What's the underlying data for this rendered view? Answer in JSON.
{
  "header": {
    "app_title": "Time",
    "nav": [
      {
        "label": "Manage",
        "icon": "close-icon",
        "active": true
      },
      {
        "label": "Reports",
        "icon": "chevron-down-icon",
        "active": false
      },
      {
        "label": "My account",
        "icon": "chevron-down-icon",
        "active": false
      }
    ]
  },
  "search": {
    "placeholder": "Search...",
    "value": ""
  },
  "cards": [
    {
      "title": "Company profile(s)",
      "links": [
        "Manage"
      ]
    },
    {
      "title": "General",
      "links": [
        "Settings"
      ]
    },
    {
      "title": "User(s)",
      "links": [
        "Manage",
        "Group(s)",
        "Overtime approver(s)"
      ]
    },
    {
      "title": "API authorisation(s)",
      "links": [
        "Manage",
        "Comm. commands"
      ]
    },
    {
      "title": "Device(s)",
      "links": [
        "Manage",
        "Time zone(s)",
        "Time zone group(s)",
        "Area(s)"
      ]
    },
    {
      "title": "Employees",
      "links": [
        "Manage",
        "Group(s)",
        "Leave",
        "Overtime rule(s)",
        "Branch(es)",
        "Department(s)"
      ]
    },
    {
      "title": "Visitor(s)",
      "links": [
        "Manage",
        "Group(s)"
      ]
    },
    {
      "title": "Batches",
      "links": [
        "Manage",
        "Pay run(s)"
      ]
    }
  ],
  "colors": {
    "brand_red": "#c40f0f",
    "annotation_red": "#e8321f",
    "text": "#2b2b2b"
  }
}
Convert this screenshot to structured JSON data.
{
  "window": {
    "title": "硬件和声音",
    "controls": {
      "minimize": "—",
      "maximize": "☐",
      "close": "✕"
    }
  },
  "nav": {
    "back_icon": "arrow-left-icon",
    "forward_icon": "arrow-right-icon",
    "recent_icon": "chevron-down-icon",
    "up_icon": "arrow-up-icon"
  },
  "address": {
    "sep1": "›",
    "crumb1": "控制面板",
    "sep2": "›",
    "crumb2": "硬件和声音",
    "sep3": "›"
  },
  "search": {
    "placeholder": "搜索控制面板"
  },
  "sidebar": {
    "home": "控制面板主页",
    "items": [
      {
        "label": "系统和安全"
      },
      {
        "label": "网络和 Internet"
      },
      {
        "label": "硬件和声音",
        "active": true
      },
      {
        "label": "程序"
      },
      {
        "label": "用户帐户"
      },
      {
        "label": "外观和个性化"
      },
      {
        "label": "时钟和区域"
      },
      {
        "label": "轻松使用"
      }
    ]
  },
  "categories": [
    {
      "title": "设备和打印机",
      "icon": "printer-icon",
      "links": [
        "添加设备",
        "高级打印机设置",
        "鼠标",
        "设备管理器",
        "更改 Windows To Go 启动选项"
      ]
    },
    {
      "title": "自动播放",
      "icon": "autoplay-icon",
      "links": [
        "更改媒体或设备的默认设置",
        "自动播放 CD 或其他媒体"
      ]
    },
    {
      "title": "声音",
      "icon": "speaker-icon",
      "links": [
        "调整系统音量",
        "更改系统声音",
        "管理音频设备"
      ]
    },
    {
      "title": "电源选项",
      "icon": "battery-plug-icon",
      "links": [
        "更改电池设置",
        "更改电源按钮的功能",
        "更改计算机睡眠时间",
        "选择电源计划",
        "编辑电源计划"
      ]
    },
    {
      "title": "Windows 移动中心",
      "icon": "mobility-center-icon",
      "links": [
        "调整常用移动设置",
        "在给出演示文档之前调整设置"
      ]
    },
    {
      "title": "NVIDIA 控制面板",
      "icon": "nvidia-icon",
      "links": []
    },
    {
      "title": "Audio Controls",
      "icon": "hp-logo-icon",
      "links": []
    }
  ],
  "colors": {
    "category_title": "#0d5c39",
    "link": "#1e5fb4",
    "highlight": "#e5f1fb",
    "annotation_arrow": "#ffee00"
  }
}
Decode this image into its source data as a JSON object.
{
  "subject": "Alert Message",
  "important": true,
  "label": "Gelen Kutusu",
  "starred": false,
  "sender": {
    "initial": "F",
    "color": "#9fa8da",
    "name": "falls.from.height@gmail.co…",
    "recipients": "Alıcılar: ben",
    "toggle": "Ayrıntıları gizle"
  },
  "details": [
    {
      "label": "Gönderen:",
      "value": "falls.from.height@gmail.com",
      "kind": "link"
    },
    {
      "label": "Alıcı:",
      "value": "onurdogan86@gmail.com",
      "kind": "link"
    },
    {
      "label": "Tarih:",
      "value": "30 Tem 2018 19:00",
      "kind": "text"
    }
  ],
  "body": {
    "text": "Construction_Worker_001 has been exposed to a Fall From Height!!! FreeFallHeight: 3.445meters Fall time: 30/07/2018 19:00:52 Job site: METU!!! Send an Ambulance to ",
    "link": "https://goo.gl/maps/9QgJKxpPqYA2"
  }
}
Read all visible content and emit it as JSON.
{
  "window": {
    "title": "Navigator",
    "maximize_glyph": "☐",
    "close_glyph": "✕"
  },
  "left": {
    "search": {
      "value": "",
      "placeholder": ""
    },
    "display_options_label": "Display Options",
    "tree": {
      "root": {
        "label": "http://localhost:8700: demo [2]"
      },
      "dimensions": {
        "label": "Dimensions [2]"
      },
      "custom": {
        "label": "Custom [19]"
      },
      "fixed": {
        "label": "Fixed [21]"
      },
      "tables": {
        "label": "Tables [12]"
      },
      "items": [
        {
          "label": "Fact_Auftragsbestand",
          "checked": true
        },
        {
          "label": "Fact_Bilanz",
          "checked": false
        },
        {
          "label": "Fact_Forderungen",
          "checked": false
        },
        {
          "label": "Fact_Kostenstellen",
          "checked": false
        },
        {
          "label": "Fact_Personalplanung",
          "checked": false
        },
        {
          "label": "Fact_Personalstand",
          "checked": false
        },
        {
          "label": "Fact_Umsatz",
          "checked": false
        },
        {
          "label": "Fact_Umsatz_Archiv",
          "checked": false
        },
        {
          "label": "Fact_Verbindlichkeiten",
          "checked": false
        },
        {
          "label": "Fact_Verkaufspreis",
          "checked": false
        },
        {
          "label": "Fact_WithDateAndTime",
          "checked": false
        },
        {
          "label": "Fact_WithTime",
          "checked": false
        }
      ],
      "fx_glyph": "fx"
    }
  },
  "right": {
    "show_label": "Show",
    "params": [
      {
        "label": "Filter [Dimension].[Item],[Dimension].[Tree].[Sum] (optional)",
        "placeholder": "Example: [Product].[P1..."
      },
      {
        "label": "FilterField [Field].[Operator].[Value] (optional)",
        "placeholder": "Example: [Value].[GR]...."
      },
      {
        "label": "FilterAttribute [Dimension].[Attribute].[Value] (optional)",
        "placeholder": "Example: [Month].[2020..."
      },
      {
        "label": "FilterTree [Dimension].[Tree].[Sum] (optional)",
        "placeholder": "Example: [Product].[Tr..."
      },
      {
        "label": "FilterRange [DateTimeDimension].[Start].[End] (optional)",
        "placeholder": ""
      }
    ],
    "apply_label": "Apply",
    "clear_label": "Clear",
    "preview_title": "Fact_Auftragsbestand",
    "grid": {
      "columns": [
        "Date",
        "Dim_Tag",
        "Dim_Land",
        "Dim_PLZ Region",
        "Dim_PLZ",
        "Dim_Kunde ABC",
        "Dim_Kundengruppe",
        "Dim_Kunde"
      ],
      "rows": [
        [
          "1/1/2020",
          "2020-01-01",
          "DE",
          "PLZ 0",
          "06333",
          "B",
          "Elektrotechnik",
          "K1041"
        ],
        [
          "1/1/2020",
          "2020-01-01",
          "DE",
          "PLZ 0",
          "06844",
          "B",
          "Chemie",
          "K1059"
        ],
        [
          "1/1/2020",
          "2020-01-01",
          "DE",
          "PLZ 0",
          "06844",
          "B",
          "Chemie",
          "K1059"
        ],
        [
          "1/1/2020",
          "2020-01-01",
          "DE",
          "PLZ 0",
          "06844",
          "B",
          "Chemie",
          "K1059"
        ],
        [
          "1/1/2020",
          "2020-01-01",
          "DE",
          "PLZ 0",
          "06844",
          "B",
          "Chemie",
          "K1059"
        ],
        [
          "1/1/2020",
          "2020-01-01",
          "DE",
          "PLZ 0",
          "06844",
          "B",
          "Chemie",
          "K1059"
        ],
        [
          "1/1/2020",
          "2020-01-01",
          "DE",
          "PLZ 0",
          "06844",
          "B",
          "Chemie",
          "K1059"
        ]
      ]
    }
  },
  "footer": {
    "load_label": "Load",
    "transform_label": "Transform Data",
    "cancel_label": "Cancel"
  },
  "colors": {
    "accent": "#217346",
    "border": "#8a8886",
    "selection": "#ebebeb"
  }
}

◆ Written task ◆
Copy each line above where the string "JSON" occurs.

◆ Solution ◆
What's the underlying data for this rendered view? Answer in JSON.
Convert this screenshot to structured JSON data.
Decode this image into its source data as a JSON object.
Read all visible content and emit it as JSON.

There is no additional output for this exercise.